### The exercise
Pull out every line in the data that has the string "screenshot" in it.

### Input material
═══

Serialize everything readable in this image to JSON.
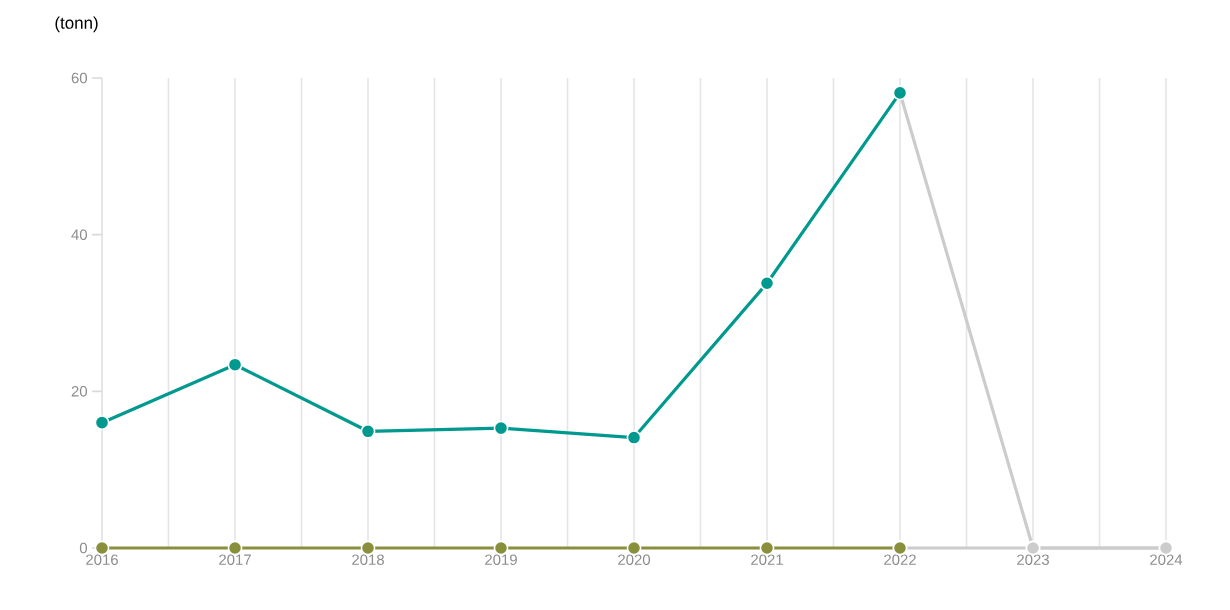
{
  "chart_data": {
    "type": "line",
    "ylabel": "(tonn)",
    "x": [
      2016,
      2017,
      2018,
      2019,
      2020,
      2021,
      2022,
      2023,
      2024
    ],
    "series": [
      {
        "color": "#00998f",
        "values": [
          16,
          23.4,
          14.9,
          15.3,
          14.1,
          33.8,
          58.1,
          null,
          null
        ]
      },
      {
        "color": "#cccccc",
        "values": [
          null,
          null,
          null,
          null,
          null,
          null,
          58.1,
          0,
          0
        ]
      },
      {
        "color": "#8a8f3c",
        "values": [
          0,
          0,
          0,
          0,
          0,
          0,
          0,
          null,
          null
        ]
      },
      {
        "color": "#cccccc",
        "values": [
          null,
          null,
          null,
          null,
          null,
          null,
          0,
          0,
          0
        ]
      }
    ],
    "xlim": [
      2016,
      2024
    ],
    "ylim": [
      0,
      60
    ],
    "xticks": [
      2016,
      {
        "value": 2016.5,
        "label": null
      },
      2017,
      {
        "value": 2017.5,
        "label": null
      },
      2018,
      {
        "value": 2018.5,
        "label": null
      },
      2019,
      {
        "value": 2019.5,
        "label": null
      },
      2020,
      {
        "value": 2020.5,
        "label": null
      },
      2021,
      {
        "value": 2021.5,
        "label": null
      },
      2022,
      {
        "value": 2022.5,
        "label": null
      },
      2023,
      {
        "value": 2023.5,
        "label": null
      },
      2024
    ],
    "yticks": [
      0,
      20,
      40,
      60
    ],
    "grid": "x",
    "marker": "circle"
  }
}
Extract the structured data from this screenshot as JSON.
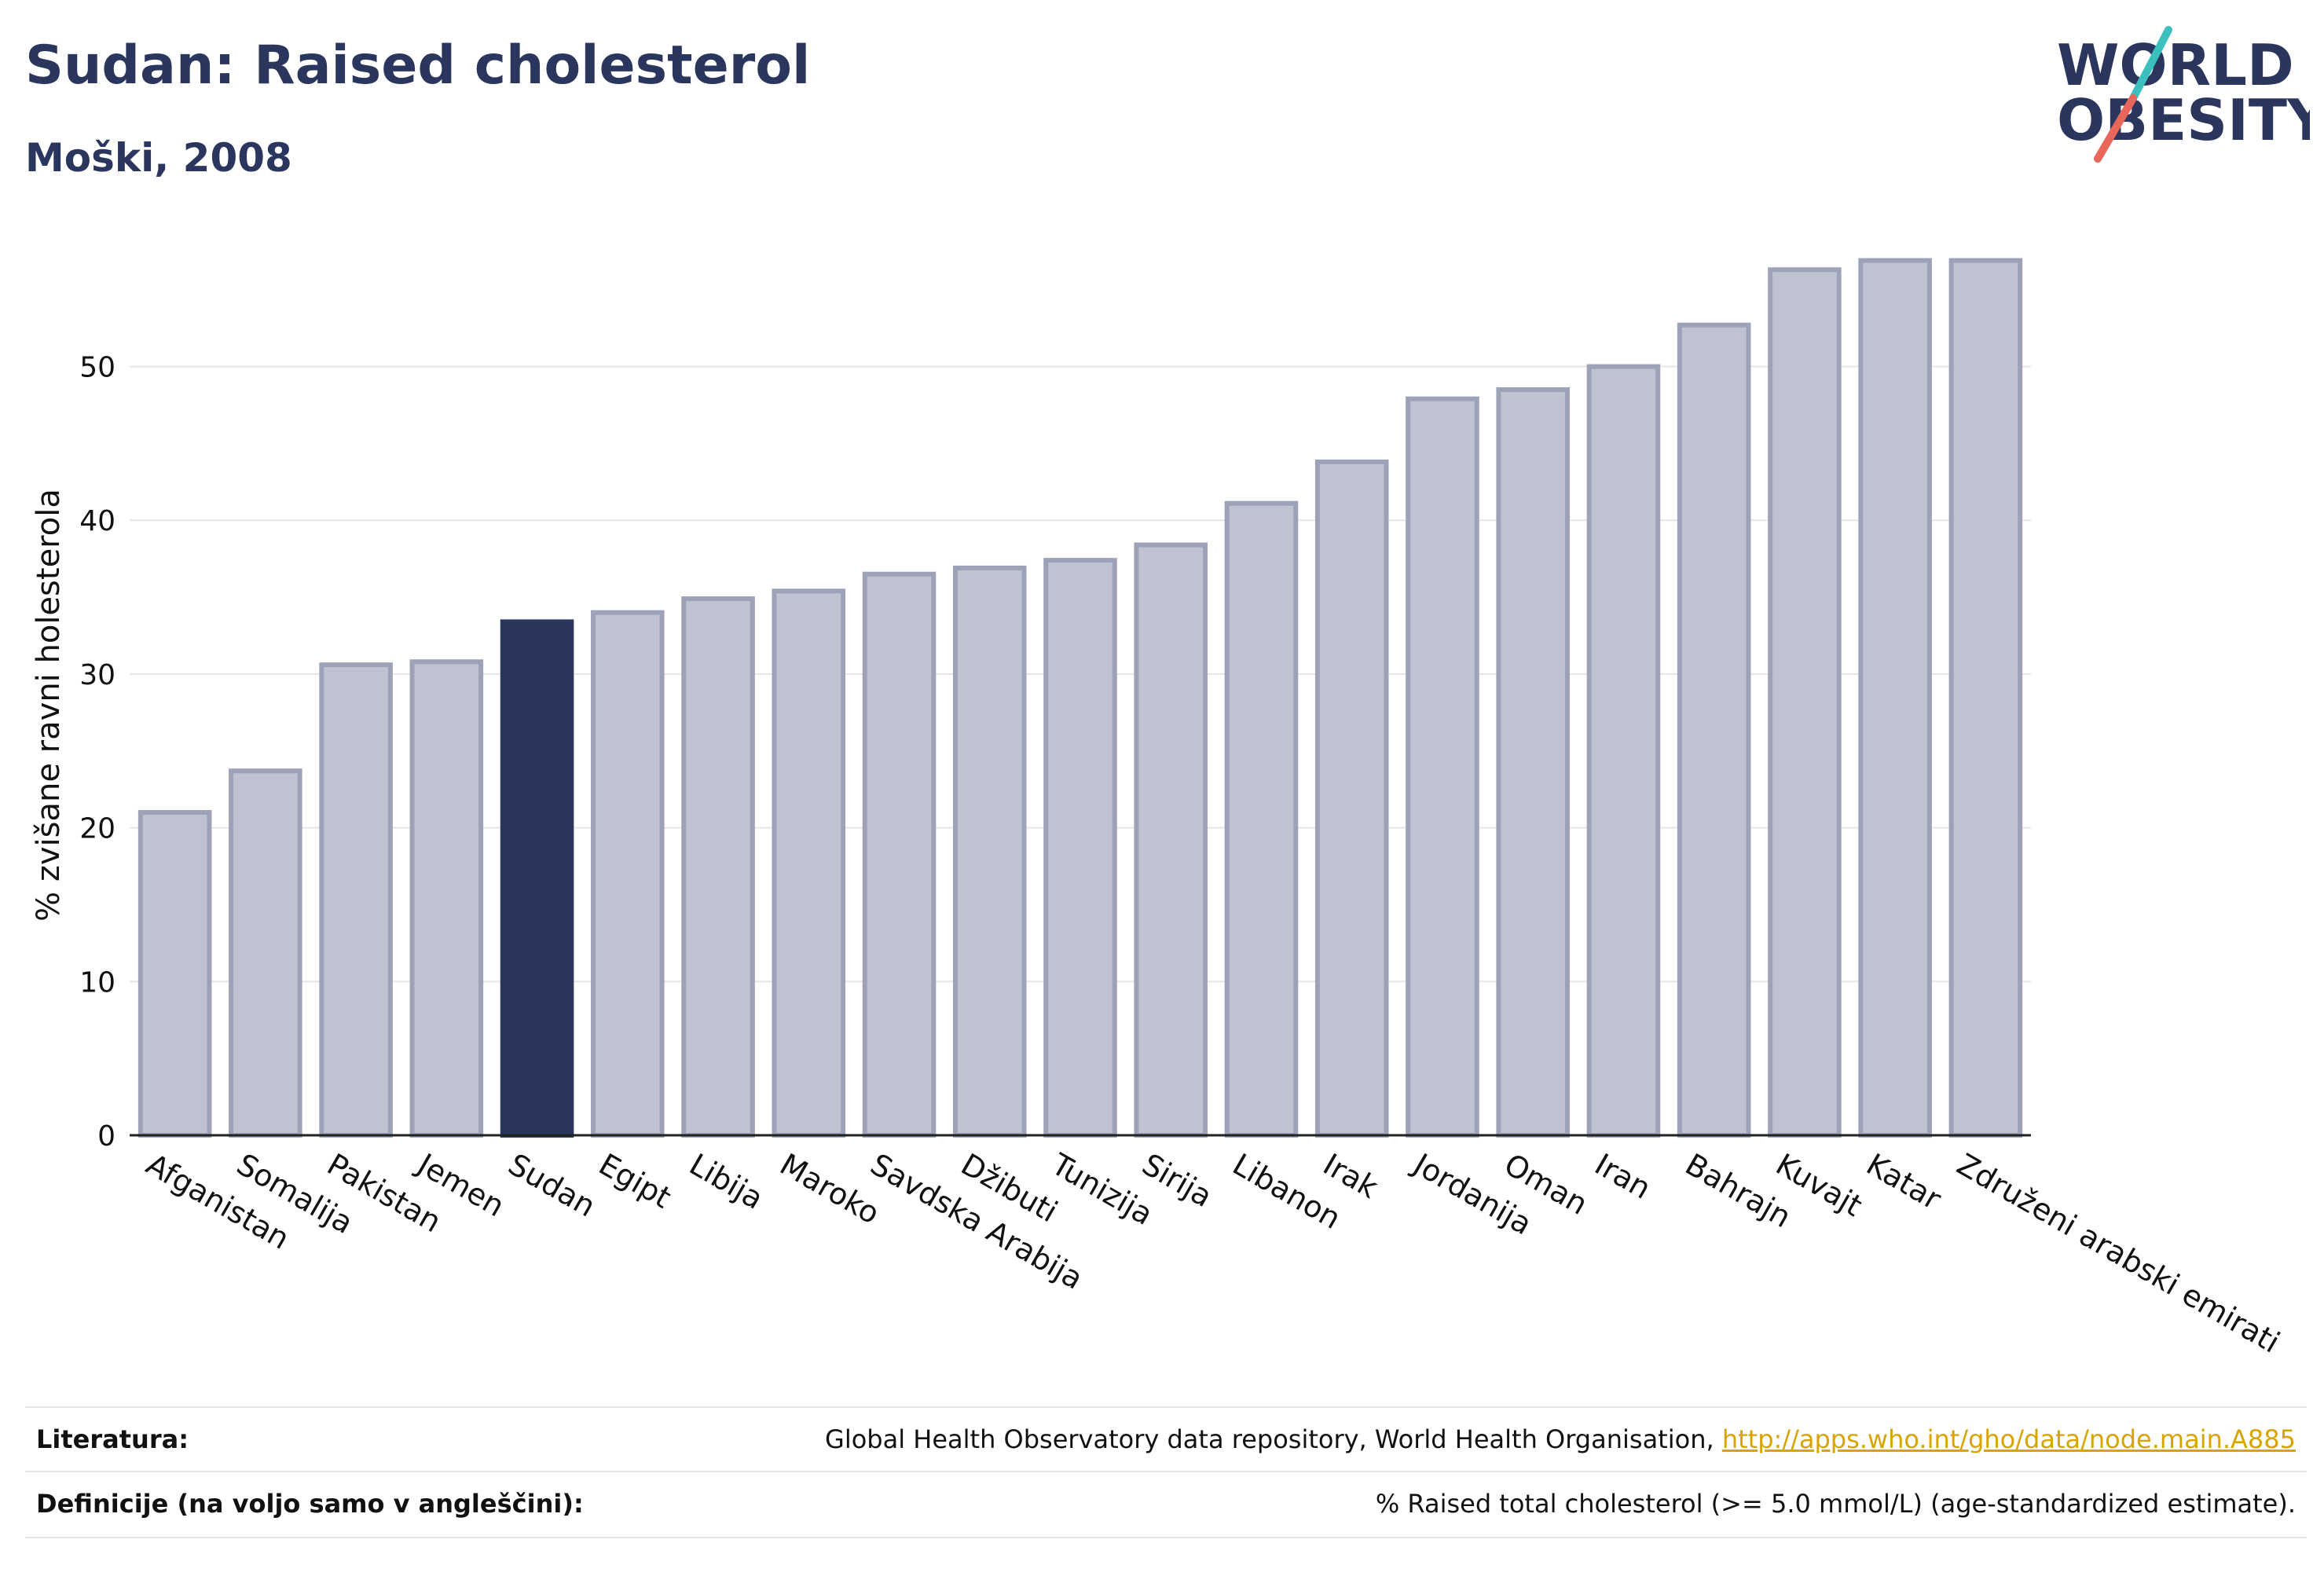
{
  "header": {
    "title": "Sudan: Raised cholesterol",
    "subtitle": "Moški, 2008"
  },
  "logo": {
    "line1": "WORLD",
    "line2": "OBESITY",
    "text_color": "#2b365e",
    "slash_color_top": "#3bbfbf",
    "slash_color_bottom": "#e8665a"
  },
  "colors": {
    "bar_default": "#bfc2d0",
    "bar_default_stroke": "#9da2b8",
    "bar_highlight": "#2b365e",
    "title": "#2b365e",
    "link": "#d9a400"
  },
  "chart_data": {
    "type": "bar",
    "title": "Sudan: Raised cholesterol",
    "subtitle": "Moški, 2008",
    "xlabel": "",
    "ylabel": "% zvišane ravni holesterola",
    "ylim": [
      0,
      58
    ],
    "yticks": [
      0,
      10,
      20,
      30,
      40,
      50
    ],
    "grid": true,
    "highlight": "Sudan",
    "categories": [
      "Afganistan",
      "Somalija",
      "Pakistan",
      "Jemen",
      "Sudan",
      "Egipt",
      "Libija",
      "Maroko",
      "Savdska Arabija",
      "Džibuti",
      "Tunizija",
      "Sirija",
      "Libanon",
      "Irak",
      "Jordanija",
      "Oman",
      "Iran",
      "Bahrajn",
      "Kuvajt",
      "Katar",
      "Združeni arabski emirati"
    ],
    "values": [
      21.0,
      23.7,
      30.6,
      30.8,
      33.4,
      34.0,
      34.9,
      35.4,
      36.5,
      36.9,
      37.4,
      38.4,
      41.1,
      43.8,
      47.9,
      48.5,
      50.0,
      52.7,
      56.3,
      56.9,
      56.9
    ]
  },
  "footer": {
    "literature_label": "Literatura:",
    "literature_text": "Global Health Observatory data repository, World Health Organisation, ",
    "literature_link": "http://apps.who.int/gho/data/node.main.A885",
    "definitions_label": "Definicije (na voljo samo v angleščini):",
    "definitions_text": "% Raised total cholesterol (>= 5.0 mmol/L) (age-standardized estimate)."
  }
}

═══

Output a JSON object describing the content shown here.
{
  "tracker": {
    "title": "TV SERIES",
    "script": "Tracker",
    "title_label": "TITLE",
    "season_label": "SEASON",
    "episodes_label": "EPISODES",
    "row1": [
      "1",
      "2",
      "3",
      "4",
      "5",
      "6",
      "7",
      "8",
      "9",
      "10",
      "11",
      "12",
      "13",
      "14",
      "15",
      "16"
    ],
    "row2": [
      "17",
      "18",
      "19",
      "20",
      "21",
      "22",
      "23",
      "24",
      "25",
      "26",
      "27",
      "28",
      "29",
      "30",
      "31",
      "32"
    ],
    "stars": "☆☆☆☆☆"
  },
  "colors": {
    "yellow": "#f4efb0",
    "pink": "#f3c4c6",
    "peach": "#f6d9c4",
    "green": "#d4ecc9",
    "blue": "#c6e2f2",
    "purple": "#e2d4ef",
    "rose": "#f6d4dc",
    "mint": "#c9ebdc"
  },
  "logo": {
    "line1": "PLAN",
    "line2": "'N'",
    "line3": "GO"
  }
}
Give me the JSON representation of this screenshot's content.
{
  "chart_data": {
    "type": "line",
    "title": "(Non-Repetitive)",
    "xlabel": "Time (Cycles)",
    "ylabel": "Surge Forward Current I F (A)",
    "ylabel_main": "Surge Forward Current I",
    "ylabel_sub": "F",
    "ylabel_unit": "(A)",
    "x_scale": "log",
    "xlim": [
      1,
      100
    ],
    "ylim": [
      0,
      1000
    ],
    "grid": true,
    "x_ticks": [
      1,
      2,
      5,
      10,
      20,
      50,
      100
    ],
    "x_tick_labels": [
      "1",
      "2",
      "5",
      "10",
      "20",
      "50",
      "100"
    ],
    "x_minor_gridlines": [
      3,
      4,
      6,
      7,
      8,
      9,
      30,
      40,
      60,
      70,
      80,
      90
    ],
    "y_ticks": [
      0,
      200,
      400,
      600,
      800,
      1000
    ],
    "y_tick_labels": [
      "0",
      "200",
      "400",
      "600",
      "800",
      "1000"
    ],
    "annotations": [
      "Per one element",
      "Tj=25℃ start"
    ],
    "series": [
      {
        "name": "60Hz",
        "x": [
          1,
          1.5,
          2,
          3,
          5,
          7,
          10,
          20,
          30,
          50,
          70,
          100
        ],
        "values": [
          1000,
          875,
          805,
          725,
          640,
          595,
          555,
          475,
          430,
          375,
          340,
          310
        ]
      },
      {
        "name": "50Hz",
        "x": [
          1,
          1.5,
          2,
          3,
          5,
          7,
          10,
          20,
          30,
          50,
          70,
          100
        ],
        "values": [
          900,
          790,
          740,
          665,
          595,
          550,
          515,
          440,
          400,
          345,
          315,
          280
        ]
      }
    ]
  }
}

═══

### Task solution
Extract the structured data from this screenshot as JSON.
Give me the JSON representation of this screenshot's content.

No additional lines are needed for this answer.